**SET PROBLEM:**
Reproduce every entry exactly as shown.

**EXTRACTED ENTRIES:**
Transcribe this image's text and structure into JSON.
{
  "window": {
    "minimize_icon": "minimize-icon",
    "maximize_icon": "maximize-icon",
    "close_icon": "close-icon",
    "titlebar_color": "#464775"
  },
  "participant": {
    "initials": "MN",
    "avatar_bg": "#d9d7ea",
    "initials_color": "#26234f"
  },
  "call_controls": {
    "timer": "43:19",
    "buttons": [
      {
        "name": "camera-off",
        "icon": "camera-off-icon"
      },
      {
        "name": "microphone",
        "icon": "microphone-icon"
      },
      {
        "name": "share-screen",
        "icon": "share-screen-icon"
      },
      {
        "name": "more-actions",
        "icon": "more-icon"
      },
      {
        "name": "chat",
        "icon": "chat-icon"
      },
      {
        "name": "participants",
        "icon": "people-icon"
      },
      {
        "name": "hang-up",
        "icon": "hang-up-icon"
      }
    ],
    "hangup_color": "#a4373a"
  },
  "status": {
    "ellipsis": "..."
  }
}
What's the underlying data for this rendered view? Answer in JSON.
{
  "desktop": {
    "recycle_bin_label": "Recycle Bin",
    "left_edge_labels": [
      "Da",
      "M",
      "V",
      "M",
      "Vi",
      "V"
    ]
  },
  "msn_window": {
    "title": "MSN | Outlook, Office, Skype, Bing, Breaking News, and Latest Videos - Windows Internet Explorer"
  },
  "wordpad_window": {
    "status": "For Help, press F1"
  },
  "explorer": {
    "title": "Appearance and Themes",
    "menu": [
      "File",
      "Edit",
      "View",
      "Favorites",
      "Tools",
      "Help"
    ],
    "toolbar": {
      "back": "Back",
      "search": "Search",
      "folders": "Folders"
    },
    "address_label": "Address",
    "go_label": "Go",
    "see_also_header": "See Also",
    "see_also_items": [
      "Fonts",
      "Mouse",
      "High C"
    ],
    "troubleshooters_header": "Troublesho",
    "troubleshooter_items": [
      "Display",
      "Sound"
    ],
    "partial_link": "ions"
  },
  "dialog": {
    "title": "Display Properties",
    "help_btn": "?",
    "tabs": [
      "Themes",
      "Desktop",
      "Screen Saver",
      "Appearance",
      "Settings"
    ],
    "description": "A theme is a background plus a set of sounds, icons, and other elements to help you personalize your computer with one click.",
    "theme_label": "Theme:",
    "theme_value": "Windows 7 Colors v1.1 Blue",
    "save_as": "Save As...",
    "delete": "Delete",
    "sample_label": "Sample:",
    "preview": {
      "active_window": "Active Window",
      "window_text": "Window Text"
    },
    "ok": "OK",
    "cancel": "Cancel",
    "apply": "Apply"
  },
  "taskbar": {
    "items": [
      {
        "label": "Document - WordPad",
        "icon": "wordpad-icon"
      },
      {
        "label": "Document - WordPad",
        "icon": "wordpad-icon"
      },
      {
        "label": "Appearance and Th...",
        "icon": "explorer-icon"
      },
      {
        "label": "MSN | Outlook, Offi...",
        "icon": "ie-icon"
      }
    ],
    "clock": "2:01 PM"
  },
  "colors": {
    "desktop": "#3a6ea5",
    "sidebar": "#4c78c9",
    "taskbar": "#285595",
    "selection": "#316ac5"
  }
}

**RESPONSE TO THE TASK:**
Transcribe this image's text and structure into JSON.
{
  "window": {
    "minimize_icon": "minimize-icon",
    "maximize_icon": "maximize-icon",
    "close_icon": "close-icon",
    "titlebar_color": "#464775"
  },
  "participant": {
    "initials": "MN",
    "avatar_bg": "#d9d7ea",
    "initials_color": "#26234f"
  },
  "call_controls": {
    "timer": "43:19",
    "buttons": [
      {
        "name": "camera-off",
        "icon": "camera-off-icon"
      },
      {
        "name": "microphone",
        "icon": "microphone-icon"
      },
      {
        "name": "share-screen",
        "icon": "share-screen-icon"
      },
      {
        "name": "more-actions",
        "icon": "more-icon"
      },
      {
        "name": "chat",
        "icon": "chat-icon"
      },
      {
        "name": "participants",
        "icon": "people-icon"
      },
      {
        "name": "hang-up",
        "icon": "hang-up-icon"
      }
    ],
    "hangup_color": "#a4373a"
  },
  "status": {
    "ellipsis": "..."
  }
}
What's the underlying data for this rendered view? Answer in JSON.
{
  "desktop": {
    "recycle_bin_label": "Recycle Bin",
    "left_edge_labels": [
      "Da",
      "M",
      "V",
      "M",
      "Vi",
      "V"
    ]
  },
  "msn_window": {
    "title": "MSN | Outlook, Office, Skype, Bing, Breaking News, and Latest Videos - Windows Internet Explorer"
  },
  "wordpad_window": {
    "status": "For Help, press F1"
  },
  "explorer": {
    "title": "Appearance and Themes",
    "menu": [
      "File",
      "Edit",
      "View",
      "Favorites",
      "Tools",
      "Help"
    ],
    "toolbar": {
      "back": "Back",
      "search": "Search",
      "folders": "Folders"
    },
    "address_label": "Address",
    "go_label": "Go",
    "see_also_header": "See Also",
    "see_also_items": [
      "Fonts",
      "Mouse",
      "High C"
    ],
    "troubleshooters_header": "Troublesho",
    "troubleshooter_items": [
      "Display",
      "Sound"
    ],
    "partial_link": "ions"
  },
  "dialog": {
    "title": "Display Properties",
    "help_btn": "?",
    "tabs": [
      "Themes",
      "Desktop",
      "Screen Saver",
      "Appearance",
      "Settings"
    ],
    "description": "A theme is a background plus a set of sounds, icons, and other elements to help you personalize your computer with one click.",
    "theme_label": "Theme:",
    "theme_value": "Windows 7 Colors v1.1 Blue",
    "save_as": "Save As...",
    "delete": "Delete",
    "sample_label": "Sample:",
    "preview": {
      "active_window": "Active Window",
      "window_text": "Window Text"
    },
    "ok": "OK",
    "cancel": "Cancel",
    "apply": "Apply"
  },
  "taskbar": {
    "items": [
      {
        "label": "Document - WordPad",
        "icon": "wordpad-icon"
      },
      {
        "label": "Document - WordPad",
        "icon": "wordpad-icon"
      },
      {
        "label": "Appearance and Th...",
        "icon": "explorer-icon"
      },
      {
        "label": "MSN | Outlook, Offi...",
        "icon": "ie-icon"
      }
    ],
    "clock": "2:01 PM"
  },
  "colors": {
    "desktop": "#3a6ea5",
    "sidebar": "#4c78c9",
    "taskbar": "#285595",
    "selection": "#316ac5"
  }
}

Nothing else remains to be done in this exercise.